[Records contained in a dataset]
═══

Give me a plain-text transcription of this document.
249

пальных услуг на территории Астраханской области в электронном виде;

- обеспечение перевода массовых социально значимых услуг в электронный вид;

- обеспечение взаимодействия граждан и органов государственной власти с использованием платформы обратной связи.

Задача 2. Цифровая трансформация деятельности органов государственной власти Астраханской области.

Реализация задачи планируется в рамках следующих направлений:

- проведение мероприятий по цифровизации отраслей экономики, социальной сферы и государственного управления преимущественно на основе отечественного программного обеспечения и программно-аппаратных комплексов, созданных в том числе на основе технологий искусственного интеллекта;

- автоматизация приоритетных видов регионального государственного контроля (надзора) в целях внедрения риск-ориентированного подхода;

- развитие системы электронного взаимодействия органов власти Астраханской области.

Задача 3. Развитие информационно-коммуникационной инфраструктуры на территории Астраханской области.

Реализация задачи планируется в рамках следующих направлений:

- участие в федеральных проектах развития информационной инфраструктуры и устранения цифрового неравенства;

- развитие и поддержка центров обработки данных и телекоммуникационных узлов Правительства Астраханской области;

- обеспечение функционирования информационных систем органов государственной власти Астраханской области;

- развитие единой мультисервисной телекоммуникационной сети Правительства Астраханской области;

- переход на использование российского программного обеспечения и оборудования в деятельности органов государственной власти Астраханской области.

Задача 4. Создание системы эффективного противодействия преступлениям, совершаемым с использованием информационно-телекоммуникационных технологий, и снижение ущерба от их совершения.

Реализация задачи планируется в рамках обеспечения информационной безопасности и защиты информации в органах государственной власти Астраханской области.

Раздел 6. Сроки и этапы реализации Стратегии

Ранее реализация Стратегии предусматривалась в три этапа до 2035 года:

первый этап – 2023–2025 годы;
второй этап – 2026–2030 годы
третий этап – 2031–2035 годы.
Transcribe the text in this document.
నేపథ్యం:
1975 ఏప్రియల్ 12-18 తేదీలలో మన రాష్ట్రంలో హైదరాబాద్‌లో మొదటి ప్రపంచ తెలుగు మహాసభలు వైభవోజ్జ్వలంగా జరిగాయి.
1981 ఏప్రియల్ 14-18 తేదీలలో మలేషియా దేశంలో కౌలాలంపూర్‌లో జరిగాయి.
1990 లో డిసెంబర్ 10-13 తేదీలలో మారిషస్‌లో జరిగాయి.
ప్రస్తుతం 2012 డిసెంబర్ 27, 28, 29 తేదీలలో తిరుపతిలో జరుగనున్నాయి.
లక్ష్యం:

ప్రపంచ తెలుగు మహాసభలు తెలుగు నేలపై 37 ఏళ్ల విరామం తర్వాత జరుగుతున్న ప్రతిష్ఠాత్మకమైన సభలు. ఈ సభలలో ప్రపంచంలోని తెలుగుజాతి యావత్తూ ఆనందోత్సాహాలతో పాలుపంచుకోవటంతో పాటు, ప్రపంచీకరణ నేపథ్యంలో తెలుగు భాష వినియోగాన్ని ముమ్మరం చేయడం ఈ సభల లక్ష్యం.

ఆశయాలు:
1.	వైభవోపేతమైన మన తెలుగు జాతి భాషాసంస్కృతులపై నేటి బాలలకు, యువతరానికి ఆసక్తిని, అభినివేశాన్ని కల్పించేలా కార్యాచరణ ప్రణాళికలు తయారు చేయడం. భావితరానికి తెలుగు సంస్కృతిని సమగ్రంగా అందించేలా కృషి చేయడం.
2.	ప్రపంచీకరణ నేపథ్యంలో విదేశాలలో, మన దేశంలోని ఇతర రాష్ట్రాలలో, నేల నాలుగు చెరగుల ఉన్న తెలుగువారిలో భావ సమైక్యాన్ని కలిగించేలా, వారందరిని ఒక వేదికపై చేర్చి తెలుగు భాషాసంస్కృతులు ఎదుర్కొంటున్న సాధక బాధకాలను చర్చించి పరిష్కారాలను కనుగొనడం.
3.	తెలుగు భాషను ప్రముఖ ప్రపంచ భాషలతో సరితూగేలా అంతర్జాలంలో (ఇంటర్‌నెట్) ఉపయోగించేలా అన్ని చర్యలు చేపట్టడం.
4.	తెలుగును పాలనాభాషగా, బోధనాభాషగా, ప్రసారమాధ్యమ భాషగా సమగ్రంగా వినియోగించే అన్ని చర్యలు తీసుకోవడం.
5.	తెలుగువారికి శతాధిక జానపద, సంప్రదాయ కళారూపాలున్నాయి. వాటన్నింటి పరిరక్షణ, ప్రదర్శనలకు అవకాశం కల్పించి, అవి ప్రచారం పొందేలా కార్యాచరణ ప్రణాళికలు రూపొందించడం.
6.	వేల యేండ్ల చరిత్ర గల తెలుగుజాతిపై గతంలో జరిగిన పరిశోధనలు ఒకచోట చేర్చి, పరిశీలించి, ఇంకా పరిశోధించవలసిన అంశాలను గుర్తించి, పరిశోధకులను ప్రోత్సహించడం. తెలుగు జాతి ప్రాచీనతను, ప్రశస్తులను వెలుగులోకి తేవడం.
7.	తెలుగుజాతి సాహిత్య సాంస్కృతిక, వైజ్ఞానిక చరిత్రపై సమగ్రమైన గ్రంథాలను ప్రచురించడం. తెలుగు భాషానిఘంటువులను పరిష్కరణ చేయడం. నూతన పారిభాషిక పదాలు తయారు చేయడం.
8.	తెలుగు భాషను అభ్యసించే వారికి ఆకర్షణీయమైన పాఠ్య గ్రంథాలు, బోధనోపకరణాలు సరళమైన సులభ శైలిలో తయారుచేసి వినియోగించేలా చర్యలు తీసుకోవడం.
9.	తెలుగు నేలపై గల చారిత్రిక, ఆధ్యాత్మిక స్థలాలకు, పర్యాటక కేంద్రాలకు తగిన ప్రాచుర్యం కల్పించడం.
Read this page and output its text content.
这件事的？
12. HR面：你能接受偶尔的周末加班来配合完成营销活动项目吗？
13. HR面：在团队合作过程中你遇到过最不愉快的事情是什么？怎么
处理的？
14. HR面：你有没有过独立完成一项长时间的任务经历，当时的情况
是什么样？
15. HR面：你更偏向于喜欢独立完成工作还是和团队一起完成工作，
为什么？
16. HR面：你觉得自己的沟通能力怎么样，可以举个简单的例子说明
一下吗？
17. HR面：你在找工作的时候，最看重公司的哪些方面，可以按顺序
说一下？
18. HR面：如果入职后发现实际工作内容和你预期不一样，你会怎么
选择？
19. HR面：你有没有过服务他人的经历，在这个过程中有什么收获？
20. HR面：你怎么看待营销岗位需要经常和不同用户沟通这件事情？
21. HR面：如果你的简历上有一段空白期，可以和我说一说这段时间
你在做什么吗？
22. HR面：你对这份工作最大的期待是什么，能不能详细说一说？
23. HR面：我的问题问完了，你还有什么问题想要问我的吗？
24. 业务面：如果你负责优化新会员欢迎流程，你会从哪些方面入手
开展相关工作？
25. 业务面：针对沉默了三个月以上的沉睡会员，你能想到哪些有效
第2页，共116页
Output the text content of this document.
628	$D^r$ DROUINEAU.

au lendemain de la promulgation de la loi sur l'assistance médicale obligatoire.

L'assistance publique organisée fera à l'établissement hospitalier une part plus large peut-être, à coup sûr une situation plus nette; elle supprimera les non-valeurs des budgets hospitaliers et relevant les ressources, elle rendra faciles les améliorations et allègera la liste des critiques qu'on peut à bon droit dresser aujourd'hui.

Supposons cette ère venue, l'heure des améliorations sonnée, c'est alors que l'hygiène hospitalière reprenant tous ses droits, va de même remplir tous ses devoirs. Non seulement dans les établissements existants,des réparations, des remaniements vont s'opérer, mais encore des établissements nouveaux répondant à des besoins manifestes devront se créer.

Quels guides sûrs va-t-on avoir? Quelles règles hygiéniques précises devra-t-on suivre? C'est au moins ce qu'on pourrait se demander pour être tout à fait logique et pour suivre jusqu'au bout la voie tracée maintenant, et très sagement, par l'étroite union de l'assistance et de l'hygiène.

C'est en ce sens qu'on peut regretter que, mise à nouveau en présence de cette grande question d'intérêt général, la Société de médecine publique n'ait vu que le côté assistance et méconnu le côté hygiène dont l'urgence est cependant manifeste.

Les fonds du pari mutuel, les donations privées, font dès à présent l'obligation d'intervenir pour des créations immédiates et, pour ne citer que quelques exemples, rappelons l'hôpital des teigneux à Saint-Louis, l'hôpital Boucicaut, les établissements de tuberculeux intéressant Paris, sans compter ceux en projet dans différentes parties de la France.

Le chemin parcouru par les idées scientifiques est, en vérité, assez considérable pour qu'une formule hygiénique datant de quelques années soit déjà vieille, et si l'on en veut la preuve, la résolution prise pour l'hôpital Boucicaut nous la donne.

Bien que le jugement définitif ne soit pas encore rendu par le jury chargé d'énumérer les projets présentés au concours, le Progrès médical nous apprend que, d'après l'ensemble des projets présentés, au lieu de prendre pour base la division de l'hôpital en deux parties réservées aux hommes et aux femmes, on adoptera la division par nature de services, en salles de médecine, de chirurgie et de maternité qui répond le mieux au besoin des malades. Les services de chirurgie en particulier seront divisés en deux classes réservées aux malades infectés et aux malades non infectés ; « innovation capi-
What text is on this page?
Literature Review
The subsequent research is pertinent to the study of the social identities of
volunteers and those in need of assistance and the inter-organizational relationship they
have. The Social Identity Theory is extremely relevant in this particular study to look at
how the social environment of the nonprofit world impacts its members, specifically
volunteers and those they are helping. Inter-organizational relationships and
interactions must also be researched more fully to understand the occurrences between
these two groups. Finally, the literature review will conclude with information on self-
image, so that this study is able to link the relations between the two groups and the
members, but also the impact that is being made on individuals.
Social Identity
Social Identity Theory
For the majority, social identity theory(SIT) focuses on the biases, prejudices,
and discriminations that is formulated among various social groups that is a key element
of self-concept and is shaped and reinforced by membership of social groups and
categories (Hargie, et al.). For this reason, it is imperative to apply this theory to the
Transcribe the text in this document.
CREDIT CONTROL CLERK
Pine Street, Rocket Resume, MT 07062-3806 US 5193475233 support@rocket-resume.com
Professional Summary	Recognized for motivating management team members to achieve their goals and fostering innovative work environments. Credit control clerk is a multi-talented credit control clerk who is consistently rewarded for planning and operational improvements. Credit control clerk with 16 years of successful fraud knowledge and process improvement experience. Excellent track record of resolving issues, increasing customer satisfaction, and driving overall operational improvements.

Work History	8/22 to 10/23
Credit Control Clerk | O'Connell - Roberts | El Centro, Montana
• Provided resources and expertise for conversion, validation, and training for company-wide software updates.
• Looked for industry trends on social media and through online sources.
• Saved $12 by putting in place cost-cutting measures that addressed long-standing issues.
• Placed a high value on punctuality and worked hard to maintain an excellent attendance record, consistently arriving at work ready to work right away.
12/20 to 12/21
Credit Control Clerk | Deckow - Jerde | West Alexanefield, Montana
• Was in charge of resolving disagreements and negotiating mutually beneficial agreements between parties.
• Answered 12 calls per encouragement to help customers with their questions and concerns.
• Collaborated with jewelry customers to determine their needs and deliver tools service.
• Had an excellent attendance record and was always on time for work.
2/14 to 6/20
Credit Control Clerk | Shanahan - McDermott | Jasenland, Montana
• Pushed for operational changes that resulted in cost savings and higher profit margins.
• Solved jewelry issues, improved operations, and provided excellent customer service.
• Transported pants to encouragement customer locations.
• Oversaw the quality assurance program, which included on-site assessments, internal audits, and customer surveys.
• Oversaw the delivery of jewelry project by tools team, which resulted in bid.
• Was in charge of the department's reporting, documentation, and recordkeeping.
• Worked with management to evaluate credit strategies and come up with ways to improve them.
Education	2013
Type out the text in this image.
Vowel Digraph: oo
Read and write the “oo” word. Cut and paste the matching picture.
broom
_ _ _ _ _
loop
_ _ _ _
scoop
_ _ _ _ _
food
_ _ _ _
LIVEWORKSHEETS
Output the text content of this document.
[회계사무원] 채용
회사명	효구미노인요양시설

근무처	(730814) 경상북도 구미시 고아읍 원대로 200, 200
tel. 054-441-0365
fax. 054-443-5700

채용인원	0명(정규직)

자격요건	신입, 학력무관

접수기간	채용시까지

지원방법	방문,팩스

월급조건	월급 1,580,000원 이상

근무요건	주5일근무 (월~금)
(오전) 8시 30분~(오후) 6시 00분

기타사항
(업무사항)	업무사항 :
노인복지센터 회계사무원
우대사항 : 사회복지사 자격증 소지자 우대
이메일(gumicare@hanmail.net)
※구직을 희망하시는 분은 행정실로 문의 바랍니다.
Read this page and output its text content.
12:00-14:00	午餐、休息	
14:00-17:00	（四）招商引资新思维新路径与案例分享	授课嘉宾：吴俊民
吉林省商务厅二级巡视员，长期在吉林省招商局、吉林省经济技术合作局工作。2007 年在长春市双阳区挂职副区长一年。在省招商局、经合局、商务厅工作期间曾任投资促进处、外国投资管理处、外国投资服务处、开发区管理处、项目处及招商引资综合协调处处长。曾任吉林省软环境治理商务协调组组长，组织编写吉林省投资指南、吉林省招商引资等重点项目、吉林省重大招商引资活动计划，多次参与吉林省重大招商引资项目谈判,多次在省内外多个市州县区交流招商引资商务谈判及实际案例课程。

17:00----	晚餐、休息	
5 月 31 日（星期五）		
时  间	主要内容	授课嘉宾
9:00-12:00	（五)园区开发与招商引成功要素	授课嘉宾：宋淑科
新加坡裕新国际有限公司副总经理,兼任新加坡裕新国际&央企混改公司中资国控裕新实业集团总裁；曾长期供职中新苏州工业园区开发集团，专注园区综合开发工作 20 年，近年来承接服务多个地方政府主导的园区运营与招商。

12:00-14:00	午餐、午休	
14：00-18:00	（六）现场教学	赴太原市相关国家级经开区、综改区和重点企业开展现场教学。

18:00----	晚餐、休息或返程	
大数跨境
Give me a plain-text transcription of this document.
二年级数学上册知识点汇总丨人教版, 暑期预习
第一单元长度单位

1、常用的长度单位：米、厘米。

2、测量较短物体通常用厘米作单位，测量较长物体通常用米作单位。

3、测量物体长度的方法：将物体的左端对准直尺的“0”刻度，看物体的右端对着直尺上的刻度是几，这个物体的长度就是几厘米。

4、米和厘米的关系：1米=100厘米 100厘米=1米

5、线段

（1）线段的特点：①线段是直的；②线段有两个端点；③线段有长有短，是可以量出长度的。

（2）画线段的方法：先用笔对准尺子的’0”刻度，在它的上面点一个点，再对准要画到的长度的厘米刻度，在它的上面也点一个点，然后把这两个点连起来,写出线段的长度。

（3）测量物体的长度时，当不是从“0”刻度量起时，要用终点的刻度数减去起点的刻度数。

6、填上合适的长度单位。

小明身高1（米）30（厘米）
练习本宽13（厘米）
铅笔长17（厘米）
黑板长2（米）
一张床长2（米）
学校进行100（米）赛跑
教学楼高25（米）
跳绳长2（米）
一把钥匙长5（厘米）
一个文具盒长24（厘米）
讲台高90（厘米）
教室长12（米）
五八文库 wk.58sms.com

═══

● AIM OF THE TASK
Collect the lines of the records that include the string "issues".

● ANSWER FOR THE TASK
Professional Summary	Recognized for motivating management team members to achieve their goals and fostering innovative work environments. Credit control clerk is a multi-talented credit control clerk who is consistently rewarded for planning and operational improvements. Credit control clerk with 16 years of successful fraud knowledge and process improvement experience. Excellent track record of resolving issues, increasing customer satisfaction, and driving overall operational improvements.
• Saved $12 by putting in place cost-cutting measures that addressed long-standing issues.
• Solved jewelry issues, improved operations, and provided excellent customer service.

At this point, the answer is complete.